YOUR GOAL: Without omitting anything, return the records precisely as given.

EXERCISE MATERIAL:
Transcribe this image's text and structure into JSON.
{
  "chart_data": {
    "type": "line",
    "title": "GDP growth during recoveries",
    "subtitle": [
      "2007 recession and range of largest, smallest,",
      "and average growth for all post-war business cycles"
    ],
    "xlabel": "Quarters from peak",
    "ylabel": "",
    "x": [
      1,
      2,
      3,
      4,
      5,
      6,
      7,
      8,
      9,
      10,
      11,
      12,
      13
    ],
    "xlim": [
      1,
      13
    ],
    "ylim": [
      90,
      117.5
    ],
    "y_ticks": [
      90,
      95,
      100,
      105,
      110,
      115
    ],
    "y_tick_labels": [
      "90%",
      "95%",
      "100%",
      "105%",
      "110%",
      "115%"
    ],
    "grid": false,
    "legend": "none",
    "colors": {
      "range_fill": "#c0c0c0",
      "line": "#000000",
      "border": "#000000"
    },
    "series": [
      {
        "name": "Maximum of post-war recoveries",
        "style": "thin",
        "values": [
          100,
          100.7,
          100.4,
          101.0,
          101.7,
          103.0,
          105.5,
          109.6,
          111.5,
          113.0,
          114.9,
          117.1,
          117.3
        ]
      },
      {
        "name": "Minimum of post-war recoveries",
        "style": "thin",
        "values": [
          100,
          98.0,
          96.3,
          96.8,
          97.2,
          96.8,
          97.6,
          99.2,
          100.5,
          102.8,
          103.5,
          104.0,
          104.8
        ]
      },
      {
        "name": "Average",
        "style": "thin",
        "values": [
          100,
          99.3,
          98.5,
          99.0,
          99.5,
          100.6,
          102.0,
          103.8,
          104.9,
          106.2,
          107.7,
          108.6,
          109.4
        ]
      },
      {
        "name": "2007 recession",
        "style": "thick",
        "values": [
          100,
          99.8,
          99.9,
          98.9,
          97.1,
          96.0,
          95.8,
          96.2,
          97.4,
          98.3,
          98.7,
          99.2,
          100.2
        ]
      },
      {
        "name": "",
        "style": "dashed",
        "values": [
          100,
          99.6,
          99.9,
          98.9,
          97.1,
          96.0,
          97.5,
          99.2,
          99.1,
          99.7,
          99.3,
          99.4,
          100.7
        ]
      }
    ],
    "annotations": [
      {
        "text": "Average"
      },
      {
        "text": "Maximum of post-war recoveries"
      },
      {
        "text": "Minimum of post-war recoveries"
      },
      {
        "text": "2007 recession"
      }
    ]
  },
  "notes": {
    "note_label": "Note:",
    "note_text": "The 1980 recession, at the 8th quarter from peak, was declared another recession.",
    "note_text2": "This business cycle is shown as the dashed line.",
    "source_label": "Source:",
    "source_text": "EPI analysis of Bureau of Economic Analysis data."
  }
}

OUTPUT FOR THIS EXERCISE:
Transcribe this image's text and structure into JSON.
{
  "chart_data": {
    "type": "line",
    "title": "GDP growth during recoveries",
    "subtitle": [
      "2007 recession and range of largest, smallest,",
      "and average growth for all post-war business cycles"
    ],
    "xlabel": "Quarters from peak",
    "ylabel": "",
    "x": [
      1,
      2,
      3,
      4,
      5,
      6,
      7,
      8,
      9,
      10,
      11,
      12,
      13
    ],
    "xlim": [
      1,
      13
    ],
    "ylim": [
      90,
      117.5
    ],
    "y_ticks": [
      90,
      95,
      100,
      105,
      110,
      115
    ],
    "y_tick_labels": [
      "90%",
      "95%",
      "100%",
      "105%",
      "110%",
      "115%"
    ],
    "grid": false,
    "legend": "none",
    "colors": {
      "range_fill": "#c0c0c0",
      "line": "#000000",
      "border": "#000000"
    },
    "series": [
      {
        "name": "Maximum of post-war recoveries",
        "style": "thin",
        "values": [
          100,
          100.7,
          100.4,
          101.0,
          101.7,
          103.0,
          105.5,
          109.6,
          111.5,
          113.0,
          114.9,
          117.1,
          117.3
        ]
      },
      {
        "name": "Minimum of post-war recoveries",
        "style": "thin",
        "values": [
          100,
          98.0,
          96.3,
          96.8,
          97.2,
          96.8,
          97.6,
          99.2,
          100.5,
          102.8,
          103.5,
          104.0,
          104.8
        ]
      },
      {
        "name": "Average",
        "style": "thin",
        "values": [
          100,
          99.3,
          98.5,
          99.0,
          99.5,
          100.6,
          102.0,
          103.8,
          104.9,
          106.2,
          107.7,
          108.6,
          109.4
        ]
      },
      {
        "name": "2007 recession",
        "style": "thick",
        "values": [
          100,
          99.8,
          99.9,
          98.9,
          97.1,
          96.0,
          95.8,
          96.2,
          97.4,
          98.3,
          98.7,
          99.2,
          100.2
        ]
      },
      {
        "name": "",
        "style": "dashed",
        "values": [
          100,
          99.6,
          99.9,
          98.9,
          97.1,
          96.0,
          97.5,
          99.2,
          99.1,
          99.7,
          99.3,
          99.4,
          100.7
        ]
      }
    ],
    "annotations": [
      {
        "text": "Average"
      },
      {
        "text": "Maximum of post-war recoveries"
      },
      {
        "text": "Minimum of post-war recoveries"
      },
      {
        "text": "2007 recession"
      }
    ]
  },
  "notes": {
    "note_label": "Note:",
    "note_text": "The 1980 recession, at the 8th quarter from peak, was declared another recession.",
    "note_text2": "This business cycle is shown as the dashed line.",
    "source_label": "Source:",
    "source_text": "EPI analysis of Bureau of Economic Analysis data."
  }
}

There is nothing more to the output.